WHAT IS REQUIRED
Please pull out every line that includes the string "this".

GIVEN ENTRIES
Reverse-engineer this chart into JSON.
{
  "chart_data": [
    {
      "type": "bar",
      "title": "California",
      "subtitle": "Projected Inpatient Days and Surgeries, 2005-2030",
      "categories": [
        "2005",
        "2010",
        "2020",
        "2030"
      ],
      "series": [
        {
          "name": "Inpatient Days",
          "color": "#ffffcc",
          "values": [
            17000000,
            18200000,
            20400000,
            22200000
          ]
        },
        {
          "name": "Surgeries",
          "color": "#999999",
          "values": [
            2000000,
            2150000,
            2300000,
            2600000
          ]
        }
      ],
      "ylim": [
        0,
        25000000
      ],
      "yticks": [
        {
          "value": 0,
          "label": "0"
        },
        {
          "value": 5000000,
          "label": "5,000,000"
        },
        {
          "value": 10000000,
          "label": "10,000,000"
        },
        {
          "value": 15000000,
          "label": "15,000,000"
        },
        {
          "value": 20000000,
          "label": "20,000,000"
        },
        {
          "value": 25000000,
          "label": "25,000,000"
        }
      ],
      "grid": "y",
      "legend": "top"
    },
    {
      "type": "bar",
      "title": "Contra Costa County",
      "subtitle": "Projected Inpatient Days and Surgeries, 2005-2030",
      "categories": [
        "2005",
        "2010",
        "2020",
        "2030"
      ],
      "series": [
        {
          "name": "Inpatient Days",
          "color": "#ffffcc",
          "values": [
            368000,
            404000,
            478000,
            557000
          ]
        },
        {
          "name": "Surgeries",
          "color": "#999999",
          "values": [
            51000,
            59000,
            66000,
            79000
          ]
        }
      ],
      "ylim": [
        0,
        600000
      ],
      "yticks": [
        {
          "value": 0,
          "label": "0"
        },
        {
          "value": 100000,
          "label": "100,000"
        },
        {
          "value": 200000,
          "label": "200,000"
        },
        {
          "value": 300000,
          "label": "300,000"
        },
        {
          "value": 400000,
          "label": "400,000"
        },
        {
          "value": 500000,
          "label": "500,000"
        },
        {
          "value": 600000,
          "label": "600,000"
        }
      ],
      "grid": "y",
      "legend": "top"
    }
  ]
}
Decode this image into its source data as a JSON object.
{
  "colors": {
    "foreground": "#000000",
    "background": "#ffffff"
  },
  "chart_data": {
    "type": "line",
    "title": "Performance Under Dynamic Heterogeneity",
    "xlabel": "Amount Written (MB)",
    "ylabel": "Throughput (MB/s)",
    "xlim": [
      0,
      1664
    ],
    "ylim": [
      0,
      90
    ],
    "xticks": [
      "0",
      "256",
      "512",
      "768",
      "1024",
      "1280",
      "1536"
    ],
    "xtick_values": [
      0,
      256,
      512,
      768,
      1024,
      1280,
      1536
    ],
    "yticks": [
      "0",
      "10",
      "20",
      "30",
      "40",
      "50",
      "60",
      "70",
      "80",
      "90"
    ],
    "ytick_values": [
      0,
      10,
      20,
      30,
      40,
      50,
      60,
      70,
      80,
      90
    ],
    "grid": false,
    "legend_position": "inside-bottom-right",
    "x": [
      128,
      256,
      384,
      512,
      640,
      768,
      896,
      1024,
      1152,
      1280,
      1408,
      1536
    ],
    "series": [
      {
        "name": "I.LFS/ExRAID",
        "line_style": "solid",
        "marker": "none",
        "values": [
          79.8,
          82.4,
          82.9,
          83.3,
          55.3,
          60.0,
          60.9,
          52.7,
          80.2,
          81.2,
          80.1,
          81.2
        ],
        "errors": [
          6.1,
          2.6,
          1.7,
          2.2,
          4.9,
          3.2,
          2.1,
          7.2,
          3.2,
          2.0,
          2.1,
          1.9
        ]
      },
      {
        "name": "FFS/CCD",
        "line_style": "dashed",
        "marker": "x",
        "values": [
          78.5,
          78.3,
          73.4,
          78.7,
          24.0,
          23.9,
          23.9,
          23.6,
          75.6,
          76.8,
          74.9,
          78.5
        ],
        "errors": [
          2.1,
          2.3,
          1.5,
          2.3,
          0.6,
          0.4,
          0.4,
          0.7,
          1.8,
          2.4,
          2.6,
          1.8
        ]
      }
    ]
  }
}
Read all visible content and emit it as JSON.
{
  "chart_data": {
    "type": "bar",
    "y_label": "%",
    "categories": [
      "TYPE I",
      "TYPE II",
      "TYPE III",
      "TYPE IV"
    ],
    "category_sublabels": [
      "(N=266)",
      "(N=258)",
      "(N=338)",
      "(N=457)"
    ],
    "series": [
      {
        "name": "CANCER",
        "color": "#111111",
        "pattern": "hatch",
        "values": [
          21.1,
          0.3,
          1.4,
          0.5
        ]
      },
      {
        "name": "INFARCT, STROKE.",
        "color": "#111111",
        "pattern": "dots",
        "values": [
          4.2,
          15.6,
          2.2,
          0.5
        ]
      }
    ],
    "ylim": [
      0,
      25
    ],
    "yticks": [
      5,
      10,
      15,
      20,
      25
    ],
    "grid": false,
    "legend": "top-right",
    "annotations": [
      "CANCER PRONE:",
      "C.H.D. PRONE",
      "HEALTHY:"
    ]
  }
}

PROBLEM SOLUTION
Reverse-engineer this chart into JSON.
Decode this image into its source data as a JSON object.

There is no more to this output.